** start MATERIAL SUPPLIED **

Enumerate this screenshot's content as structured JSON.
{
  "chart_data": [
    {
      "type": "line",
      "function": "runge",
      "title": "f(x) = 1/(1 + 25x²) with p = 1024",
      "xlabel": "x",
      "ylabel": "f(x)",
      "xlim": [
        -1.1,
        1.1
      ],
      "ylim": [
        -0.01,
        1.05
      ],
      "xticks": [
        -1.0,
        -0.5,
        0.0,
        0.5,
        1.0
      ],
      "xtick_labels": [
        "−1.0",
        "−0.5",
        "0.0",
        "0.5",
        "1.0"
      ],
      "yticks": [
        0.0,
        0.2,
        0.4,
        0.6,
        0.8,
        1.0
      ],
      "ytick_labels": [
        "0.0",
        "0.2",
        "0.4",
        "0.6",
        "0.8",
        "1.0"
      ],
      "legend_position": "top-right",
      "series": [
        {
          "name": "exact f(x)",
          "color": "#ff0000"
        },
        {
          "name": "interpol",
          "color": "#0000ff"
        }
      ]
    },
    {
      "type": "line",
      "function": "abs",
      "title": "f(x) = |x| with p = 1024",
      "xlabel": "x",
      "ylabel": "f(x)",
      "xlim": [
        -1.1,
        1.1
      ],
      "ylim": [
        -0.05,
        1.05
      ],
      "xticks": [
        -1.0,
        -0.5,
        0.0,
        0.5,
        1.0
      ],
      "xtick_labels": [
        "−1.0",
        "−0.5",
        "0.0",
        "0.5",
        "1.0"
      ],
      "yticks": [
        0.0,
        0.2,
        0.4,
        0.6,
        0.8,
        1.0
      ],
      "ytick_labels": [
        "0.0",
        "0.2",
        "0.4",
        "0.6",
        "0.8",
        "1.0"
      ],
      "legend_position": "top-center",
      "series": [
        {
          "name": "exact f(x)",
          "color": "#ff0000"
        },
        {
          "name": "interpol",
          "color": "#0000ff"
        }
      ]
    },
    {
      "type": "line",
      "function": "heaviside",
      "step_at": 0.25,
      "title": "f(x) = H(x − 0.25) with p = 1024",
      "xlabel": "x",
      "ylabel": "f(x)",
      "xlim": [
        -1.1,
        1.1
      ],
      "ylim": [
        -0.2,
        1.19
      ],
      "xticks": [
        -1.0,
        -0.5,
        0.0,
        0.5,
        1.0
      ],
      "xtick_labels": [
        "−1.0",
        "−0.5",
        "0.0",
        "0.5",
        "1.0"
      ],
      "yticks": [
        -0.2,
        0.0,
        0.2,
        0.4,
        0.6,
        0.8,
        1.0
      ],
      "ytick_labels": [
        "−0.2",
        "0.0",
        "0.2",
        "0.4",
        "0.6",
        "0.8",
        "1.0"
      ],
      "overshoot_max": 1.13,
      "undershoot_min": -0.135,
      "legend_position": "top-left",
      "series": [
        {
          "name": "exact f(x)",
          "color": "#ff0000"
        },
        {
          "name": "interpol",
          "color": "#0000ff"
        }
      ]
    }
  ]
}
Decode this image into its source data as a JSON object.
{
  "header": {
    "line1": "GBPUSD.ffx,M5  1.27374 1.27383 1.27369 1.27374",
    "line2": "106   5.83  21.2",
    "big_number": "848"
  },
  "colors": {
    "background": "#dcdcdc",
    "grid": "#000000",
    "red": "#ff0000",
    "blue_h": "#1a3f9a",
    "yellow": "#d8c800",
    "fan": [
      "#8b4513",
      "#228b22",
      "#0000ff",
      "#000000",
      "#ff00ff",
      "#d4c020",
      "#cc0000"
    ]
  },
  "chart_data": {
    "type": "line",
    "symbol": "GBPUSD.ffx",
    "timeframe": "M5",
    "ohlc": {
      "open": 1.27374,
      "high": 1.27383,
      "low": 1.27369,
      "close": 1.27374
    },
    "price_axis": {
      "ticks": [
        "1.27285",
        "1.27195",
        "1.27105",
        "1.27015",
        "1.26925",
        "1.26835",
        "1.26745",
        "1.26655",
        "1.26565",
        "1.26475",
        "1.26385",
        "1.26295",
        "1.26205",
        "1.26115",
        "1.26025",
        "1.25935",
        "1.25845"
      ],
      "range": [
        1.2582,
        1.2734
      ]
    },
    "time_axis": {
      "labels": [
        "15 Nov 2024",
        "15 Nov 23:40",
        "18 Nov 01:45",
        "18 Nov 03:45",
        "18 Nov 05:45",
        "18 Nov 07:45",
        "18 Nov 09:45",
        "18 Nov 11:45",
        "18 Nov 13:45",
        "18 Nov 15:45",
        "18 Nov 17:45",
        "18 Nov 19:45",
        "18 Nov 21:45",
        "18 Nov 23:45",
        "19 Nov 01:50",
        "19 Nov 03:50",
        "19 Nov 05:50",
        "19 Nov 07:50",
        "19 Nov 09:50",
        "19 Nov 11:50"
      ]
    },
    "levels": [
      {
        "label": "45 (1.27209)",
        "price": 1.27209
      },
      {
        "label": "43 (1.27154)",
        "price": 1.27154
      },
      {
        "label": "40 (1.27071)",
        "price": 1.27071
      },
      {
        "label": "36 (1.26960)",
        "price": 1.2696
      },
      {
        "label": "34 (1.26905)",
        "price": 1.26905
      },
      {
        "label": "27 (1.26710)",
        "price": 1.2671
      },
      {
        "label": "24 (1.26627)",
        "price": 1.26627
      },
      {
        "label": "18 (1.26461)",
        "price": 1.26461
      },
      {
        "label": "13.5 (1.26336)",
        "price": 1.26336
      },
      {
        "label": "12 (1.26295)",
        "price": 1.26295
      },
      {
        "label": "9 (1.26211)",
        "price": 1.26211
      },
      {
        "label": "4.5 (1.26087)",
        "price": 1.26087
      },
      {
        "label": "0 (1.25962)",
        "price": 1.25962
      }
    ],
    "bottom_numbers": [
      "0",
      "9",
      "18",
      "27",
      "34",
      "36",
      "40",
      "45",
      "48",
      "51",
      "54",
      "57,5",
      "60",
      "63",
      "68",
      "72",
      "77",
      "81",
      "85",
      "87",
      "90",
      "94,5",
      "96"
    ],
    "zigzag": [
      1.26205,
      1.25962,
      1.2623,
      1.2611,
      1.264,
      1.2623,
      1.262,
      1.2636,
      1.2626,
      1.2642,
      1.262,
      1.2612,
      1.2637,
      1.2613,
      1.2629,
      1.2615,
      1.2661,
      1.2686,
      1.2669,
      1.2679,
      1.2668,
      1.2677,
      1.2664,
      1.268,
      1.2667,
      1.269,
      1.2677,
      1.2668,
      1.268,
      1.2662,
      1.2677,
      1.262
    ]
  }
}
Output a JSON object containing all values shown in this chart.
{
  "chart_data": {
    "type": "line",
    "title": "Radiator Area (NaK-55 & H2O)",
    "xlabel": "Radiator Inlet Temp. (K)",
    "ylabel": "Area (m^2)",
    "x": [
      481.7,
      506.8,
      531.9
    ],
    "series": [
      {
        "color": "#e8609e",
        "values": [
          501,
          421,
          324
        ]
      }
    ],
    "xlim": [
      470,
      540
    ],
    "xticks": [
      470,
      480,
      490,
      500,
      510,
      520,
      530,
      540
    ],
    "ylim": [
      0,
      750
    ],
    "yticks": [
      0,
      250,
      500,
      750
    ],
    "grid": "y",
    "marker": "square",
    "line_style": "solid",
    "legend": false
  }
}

** end MATERIAL SUPPLIED **

● **EXERCISE DETAILS**:
Repeat exactly, and only, the lines from the line with "Output a JSON" through the end of the listing above, both ends included.

● **RESPONSE FOR THIS EXERCISE**:
Output a JSON object containing all values shown in this chart.
{
  "chart_data": {
    "type": "line",
    "title": "Radiator Area (NaK-55 & H2O)",
    "xlabel": "Radiator Inlet Temp. (K)",
    "ylabel": "Area (m^2)",
    "x": [
      481.7,
      506.8,
      531.9
    ],
    "series": [
      {
        "color": "#e8609e",
        "values": [
          501,
          421,
          324
        ]
      }
    ],
    "xlim": [
      470,
      540
    ],
    "xticks": [
      470,
      480,
      490,
      500,
      510,
      520,
      530,
      540
    ],
    "ylim": [
      0,
      750
    ],
    "yticks": [
      0,
      250,
      500,
      750
    ],
    "grid": "y",
    "marker": "square",
    "line_style": "solid",
    "legend": false
  }
}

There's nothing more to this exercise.